WHAT TO DO: Print the entire listing. Each line must match the original exactly.
## start RECORDS FOR THIS TASK
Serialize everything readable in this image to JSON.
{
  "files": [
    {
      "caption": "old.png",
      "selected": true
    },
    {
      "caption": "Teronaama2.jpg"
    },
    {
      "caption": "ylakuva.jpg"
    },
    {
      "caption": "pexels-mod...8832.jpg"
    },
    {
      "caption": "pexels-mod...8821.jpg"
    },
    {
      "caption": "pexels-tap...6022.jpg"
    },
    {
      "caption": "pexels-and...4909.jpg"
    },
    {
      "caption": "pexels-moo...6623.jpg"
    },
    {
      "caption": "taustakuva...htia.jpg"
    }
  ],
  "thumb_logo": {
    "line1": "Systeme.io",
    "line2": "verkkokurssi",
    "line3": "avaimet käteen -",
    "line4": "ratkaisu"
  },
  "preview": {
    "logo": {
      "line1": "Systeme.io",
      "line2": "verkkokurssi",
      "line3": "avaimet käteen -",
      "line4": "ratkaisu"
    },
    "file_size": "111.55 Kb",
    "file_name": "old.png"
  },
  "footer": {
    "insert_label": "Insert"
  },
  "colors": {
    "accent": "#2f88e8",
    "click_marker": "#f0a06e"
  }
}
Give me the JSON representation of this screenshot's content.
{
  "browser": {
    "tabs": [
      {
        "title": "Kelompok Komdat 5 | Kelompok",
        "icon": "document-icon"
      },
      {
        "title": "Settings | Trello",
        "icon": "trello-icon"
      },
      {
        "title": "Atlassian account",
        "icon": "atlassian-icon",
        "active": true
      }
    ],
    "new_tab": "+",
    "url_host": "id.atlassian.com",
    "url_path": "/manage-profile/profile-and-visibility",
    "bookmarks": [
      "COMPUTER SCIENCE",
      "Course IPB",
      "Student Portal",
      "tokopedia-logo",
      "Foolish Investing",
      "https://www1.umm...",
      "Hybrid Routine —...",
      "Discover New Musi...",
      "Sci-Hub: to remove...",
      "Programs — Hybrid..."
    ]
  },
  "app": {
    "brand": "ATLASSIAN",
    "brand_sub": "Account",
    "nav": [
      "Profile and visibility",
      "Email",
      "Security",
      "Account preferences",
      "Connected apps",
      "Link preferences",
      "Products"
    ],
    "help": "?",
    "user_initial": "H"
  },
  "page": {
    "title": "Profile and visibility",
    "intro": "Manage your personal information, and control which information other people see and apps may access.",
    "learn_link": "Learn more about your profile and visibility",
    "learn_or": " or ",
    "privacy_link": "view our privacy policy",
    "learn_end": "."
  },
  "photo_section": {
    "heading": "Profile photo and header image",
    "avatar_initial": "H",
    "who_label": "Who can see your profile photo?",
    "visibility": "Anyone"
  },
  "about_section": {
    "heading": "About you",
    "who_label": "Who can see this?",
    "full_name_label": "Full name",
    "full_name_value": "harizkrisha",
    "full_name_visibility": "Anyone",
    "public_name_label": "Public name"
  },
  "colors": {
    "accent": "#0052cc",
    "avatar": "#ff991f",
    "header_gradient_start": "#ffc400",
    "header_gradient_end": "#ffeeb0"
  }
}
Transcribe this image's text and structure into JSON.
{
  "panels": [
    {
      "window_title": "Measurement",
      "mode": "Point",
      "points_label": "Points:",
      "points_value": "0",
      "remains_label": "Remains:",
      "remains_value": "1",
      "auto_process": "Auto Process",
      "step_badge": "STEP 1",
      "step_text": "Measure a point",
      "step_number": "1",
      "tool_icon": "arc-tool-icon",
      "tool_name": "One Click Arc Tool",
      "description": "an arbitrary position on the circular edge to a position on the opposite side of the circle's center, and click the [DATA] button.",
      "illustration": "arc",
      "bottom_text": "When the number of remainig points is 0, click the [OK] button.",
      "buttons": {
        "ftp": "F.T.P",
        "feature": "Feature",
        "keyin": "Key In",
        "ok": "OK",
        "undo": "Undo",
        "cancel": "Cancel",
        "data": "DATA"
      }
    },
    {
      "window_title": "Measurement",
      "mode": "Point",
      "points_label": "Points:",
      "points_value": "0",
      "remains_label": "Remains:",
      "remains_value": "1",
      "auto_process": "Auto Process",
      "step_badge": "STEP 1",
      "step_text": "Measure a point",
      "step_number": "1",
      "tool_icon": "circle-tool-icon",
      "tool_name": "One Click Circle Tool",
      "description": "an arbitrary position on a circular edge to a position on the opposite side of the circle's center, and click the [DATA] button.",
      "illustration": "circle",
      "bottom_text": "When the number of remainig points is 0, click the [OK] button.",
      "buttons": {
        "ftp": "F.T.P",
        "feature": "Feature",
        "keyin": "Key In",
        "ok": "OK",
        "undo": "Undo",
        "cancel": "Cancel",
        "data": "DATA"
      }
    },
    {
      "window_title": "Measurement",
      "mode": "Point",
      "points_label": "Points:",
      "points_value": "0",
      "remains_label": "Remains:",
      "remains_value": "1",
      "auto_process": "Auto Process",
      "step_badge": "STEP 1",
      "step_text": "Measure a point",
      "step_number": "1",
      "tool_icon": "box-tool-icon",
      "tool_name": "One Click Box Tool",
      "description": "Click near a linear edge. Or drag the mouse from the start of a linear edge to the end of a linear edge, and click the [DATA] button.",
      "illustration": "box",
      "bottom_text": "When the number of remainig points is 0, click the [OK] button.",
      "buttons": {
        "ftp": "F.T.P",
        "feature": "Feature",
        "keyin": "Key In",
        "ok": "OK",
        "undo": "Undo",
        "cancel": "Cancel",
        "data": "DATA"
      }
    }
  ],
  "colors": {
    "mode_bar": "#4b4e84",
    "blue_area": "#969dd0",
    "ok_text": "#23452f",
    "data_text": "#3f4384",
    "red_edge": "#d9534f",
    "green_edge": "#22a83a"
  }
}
## end RECORDS FOR THIS TASK
CORRECT OUTPUT:
Serialize everything readable in this image to JSON.
{
  "files": [
    {
      "caption": "old.png",
      "selected": true
    },
    {
      "caption": "Teronaama2.jpg"
    },
    {
      "caption": "ylakuva.jpg"
    },
    {
      "caption": "pexels-mod...8832.jpg"
    },
    {
      "caption": "pexels-mod...8821.jpg"
    },
    {
      "caption": "pexels-tap...6022.jpg"
    },
    {
      "caption": "pexels-and...4909.jpg"
    },
    {
      "caption": "pexels-moo...6623.jpg"
    },
    {
      "caption": "taustakuva...htia.jpg"
    }
  ],
  "thumb_logo": {
    "line1": "Systeme.io",
    "line2": "verkkokurssi",
    "line3": "avaimet käteen -",
    "line4": "ratkaisu"
  },
  "preview": {
    "logo": {
      "line1": "Systeme.io",
      "line2": "verkkokurssi",
      "line3": "avaimet käteen -",
      "line4": "ratkaisu"
    },
    "file_size": "111.55 Kb",
    "file_name": "old.png"
  },
  "footer": {
    "insert_label": "Insert"
  },
  "colors": {
    "accent": "#2f88e8",
    "click_marker": "#f0a06e"
  }
}
Give me the JSON representation of this screenshot's content.
{
  "browser": {
    "tabs": [
      {
        "title": "Kelompok Komdat 5 | Kelompok",
        "icon": "document-icon"
      },
      {
        "title": "Settings | Trello",
        "icon": "trello-icon"
      },
      {
        "title": "Atlassian account",
        "icon": "atlassian-icon",
        "active": true
      }
    ],
    "new_tab": "+",
    "url_host": "id.atlassian.com",
    "url_path": "/manage-profile/profile-and-visibility",
    "bookmarks": [
      "COMPUTER SCIENCE",
      "Course IPB",
      "Student Portal",
      "tokopedia-logo",
      "Foolish Investing",
      "https://www1.umm...",
      "Hybrid Routine —...",
      "Discover New Musi...",
      "Sci-Hub: to remove...",
      "Programs — Hybrid..."
    ]
  },
  "app": {
    "brand": "ATLASSIAN",
    "brand_sub": "Account",
    "nav": [
      "Profile and visibility",
      "Email",
      "Security",
      "Account preferences",
      "Connected apps",
      "Link preferences",
      "Products"
    ],
    "help": "?",
    "user_initial": "H"
  },
  "page": {
    "title": "Profile and visibility",
    "intro": "Manage your personal information, and control which information other people see and apps may access.",
    "learn_link": "Learn more about your profile and visibility",
    "learn_or": " or ",
    "privacy_link": "view our privacy policy",
    "learn_end": "."
  },
  "photo_section": {
    "heading": "Profile photo and header image",
    "avatar_initial": "H",
    "who_label": "Who can see your profile photo?",
    "visibility": "Anyone"
  },
  "about_section": {
    "heading": "About you",
    "who_label": "Who can see this?",
    "full_name_label": "Full name",
    "full_name_value": "harizkrisha",
    "full_name_visibility": "Anyone",
    "public_name_label": "Public name"
  },
  "colors": {
    "accent": "#0052cc",
    "avatar": "#ff991f",
    "header_gradient_start": "#ffc400",
    "header_gradient_end": "#ffeeb0"
  }
}
Transcribe this image's text and structure into JSON.
{
  "panels": [
    {
      "window_title": "Measurement",
      "mode": "Point",
      "points_label": "Points:",
      "points_value": "0",
      "remains_label": "Remains:",
      "remains_value": "1",
      "auto_process": "Auto Process",
      "step_badge": "STEP 1",
      "step_text": "Measure a point",
      "step_number": "1",
      "tool_icon": "arc-tool-icon",
      "tool_name": "One Click Arc Tool",
      "description": "an arbitrary position on the circular edge to a position on the opposite side of the circle's center, and click the [DATA] button.",
      "illustration": "arc",
      "bottom_text": "When the number of remainig points is 0, click the [OK] button.",
      "buttons": {
        "ftp": "F.T.P",
        "feature": "Feature",
        "keyin": "Key In",
        "ok": "OK",
        "undo": "Undo",
        "cancel": "Cancel",
        "data": "DATA"
      }
    },
    {
      "window_title": "Measurement",
      "mode": "Point",
      "points_label": "Points:",
      "points_value": "0",
      "remains_label": "Remains:",
      "remains_value": "1",
      "auto_process": "Auto Process",
      "step_badge": "STEP 1",
      "step_text": "Measure a point",
      "step_number": "1",
      "tool_icon": "circle-tool-icon",
      "tool_name": "One Click Circle Tool",
      "description": "an arbitrary position on a circular edge to a position on the opposite side of the circle's center, and click the [DATA] button.",
      "illustration": "circle",
      "bottom_text": "When the number of remainig points is 0, click the [OK] button.",
      "buttons": {
        "ftp": "F.T.P",
        "feature": "Feature",
        "keyin": "Key In",
        "ok": "OK",
        "undo": "Undo",
        "cancel": "Cancel",
        "data": "DATA"
      }
    },
    {
      "window_title": "Measurement",
      "mode": "Point",
      "points_label": "Points:",
      "points_value": "0",
      "remains_label": "Remains:",
      "remains_value": "1",
      "auto_process": "Auto Process",
      "step_badge": "STEP 1",
      "step_text": "Measure a point",
      "step_number": "1",
      "tool_icon": "box-tool-icon",
      "tool_name": "One Click Box Tool",
      "description": "Click near a linear edge. Or drag the mouse from the start of a linear edge to the end of a linear edge, and click the [DATA] button.",
      "illustration": "box",
      "bottom_text": "When the number of remainig points is 0, click the [OK] button.",
      "buttons": {
        "ftp": "F.T.P",
        "feature": "Feature",
        "keyin": "Key In",
        "ok": "OK",
        "undo": "Undo",
        "cancel": "Cancel",
        "data": "DATA"
      }
    }
  ],
  "colors": {
    "mode_bar": "#4b4e84",
    "blue_area": "#969dd0",
    "ok_text": "#23452f",
    "data_text": "#3f4384",
    "red_edge": "#d9534f",
    "green_edge": "#22a83a"
  }
}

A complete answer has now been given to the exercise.